8. She was compelled to relocate with her 2 Children from United Kingdom to Kenya. She testified she did not have warnings in her employment record. Her problems originated from the perception of her as a threat by the CEO, to his succession plans for the position of the CEO. He had a dislike for Dede’s open-minded approach to Respondent’s Performance and Policy issues. The CEO Ramesh Singh embarked on a sustained pattern of harassment, fault-finding, racism, focusing on the Claimant’s race and origin. The CEO frustrated the Claimant in performance of her duties, in an effort to prevail upon her to resign from the Organization. She was denied permission to attend necessary meetings; her colleagues were allowed to make personalized attacks against her; she was reprimanded on her contributions in the International Directors’ and Board meetings; the CEO picked unnecessary and unprofessional quarrels with her; he leveled unjustified allegations against her; and undermined her work in the Organization.

9. Ramesh Singh’s term as the CEO was coming to an end. On 28th October 2009, Dede applied for this position, after the Respondent invited interested candidates to apply. Singh responded to the Claimant’s application by exerting pressure on her to resign. In a campaign letter dated 17th November 2009, Dede raised management and policy issues focusing on Singh’s leadership style, and highlighted how her leadership would be a departure from that of Singh. The letter was addressed to the Chair of the Board, and other Members. The Board established a Panel to investigate the concerns raised in Dede’s campaign letter, while Singh continued to apply pressure on the Claimant to quit.

10. On 3rd March 2010, Ramesh Sigh phoned the Claimant, demanding she resigns within 24 hours, or would be dismissed. She refused to be intimidated, and made a formal complaint against Sigh to the Chair of the Board, on 4th March 2010. On the following day, 5th March 2010, Singh wrote to the Claimant an e-mail, purporting to summarily dismiss the Claimant. Singh informed the Claimant he and the Organization, no longer had trust in the Claimant. She stated this ground had no place in the Respondent’s Human Resources Manual. Termination was malicious, discriminatory and made in bad faith.

11. The Claimant particularized details of malice, discrimination and bad faith on the part of Singh/ Respondent to comprise:-

Termination of her contract contrary to the Respondent’s Disciplinary Policy and Procedure;

Alleging that the concerns raised by Dede against Singh were unfounded, while some of the policy and management issues raised by the Claimant were, upon investigations, adopted by the Board and implemented;

Unjustifiably reprimanding and warning the Claimant while allowing her peers to criticize the Claimant’s race and personality;

Failure to accord the Claimant equal treatment;

Denying the Claimant participation in the International Directors’ meeting, and curtailing her participation in decision-making.

Instigating sour relationships between the Claimant and some of her peers;

Making decisions concerning the Claimant’s docket, without involving her;

Appropriating the benefits of the Claimant’s hard work in West Africa, without giving her due recognition.

Applying irrelevant, personal considerations in terminating the Claimant’s contract of employment;

Engaging in personalized racial discrimination against the Claimant; and

Terminating the Claimant’s contract without giving her the opportunity to defend herself.

DATA PROVIDED -
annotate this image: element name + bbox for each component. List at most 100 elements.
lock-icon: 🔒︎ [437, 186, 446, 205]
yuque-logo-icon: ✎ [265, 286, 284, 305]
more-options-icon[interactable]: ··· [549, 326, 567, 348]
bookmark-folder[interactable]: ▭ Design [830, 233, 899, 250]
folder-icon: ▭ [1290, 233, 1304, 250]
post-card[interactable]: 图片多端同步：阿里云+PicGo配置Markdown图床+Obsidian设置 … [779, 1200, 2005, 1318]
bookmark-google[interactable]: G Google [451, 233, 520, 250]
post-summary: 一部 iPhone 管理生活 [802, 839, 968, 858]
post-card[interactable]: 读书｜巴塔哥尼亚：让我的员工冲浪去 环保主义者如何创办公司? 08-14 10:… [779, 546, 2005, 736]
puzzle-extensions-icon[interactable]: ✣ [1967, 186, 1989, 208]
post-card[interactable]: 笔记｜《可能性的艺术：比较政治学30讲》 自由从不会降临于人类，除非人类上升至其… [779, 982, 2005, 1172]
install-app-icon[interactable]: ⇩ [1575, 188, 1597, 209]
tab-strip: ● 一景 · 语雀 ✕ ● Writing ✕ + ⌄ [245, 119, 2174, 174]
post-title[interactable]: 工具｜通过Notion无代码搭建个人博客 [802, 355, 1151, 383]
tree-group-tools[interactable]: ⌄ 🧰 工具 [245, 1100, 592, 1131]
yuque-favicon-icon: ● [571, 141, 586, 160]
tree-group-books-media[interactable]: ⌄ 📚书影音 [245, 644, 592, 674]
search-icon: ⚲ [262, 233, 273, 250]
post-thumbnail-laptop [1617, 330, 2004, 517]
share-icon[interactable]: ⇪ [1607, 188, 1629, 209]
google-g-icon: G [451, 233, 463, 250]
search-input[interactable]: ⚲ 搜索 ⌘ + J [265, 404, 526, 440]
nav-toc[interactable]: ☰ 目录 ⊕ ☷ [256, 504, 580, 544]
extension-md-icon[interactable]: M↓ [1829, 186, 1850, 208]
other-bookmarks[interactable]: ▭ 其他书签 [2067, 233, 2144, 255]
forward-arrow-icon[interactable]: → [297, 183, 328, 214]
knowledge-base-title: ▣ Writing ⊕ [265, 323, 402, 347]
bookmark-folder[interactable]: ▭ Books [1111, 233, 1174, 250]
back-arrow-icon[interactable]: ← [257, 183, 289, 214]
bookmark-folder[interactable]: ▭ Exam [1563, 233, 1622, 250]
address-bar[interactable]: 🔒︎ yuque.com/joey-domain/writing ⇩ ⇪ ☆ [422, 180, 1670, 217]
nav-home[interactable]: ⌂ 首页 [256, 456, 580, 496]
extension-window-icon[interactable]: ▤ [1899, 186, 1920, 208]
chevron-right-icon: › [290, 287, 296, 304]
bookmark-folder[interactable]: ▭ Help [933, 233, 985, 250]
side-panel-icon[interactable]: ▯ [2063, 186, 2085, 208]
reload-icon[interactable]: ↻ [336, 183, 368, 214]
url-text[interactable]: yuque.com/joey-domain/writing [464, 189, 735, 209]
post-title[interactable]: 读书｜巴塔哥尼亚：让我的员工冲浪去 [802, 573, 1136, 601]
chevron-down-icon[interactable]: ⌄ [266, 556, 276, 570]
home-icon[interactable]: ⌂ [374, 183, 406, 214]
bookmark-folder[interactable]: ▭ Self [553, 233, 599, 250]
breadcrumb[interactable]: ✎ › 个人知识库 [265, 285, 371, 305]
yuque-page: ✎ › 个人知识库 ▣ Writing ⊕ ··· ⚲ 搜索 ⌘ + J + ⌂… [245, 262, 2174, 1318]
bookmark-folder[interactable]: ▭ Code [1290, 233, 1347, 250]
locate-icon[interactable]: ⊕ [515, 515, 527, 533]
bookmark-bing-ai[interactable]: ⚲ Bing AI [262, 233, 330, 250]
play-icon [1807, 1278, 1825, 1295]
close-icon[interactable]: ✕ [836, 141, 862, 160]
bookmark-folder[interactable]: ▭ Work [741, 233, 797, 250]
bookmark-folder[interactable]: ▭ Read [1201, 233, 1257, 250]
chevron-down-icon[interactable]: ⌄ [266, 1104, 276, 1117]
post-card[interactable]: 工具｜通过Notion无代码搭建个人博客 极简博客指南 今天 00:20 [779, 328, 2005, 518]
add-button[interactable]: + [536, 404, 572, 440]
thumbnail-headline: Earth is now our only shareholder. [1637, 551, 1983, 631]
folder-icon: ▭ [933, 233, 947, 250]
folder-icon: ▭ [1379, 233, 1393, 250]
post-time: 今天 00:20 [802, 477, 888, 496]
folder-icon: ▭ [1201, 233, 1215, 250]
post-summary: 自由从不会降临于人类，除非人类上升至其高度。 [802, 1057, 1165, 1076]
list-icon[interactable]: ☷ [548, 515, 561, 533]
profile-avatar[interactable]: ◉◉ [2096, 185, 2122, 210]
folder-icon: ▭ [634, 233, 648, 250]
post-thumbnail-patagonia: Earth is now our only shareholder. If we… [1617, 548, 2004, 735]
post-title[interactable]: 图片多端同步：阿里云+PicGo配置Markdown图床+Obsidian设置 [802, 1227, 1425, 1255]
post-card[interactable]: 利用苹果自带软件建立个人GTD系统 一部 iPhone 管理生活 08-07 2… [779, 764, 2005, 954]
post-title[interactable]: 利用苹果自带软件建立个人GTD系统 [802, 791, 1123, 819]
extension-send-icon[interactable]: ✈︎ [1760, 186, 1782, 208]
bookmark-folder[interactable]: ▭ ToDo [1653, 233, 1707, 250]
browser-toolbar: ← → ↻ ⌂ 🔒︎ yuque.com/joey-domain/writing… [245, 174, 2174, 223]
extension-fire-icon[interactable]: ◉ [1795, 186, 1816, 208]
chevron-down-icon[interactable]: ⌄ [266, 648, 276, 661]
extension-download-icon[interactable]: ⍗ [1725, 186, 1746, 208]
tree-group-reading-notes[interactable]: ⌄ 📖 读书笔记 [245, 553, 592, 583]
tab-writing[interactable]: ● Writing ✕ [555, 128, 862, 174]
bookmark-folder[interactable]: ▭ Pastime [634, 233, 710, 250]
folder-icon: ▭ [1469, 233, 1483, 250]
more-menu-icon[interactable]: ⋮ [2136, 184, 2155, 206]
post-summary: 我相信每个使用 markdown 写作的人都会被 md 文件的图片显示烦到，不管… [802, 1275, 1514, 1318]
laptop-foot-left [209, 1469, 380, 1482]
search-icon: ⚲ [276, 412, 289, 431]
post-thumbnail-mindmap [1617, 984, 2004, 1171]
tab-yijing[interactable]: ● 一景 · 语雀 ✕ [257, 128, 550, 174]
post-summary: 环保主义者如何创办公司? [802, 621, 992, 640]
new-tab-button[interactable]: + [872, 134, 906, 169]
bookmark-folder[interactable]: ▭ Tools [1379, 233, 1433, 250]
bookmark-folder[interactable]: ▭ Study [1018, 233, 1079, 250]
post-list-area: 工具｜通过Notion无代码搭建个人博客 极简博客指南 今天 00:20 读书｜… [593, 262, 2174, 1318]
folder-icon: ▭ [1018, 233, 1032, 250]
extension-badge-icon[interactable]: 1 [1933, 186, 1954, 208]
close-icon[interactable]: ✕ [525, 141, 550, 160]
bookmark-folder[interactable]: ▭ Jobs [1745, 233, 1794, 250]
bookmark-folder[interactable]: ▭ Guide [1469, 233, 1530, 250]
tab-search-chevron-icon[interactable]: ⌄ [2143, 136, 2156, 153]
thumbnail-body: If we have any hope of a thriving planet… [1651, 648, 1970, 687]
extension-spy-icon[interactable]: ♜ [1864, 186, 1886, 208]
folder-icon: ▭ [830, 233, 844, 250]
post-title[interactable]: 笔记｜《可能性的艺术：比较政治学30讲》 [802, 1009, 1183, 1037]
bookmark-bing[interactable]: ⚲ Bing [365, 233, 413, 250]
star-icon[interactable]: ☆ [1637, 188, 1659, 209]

CHALLENGES -
- 1) In the passage on the Claimant's dismissal, turn the paragraph that begins "Ramesh Singh’s term as the CEO" into a short bulleted list that keeps its main facts.
- 2) According to the passage on the Claimant's dismissal, on what date did Dede apply for the CEO position?
- 3) Retype everything from "Unjustifiably reprimanding and" down to "participation in decision-making." in the passage on the Claimant's dismissal, with no changes.
The records can be left aside.

REPLIES -
- 1)
- Ramesh Singh's term as CEO was ending, and the Respondent invited candidates to apply.
- Dede applied for the position on 28th October 2009.
- Singh reacted by pressuring her to resign.
- In a campaign letter dated 17th November 2009, addressed to the Chair of the Board and other Members, Dede raised management and policy issues about Singh's leadership style and showed how her leadership would differ.
- The Board set up a Panel to investigate her concerns, while Singh kept pressuring her to quit.

- 2) 28th October 2009.

- 3)
Unjustifiably reprimanding and warning the Claimant while allowing her peers to criticize the Claimant’s race and personality;

Failure to accord the Claimant equal treatment;

Denying the Claimant participation in the International Directors’ meeting, and curtailing her participation in decision-making.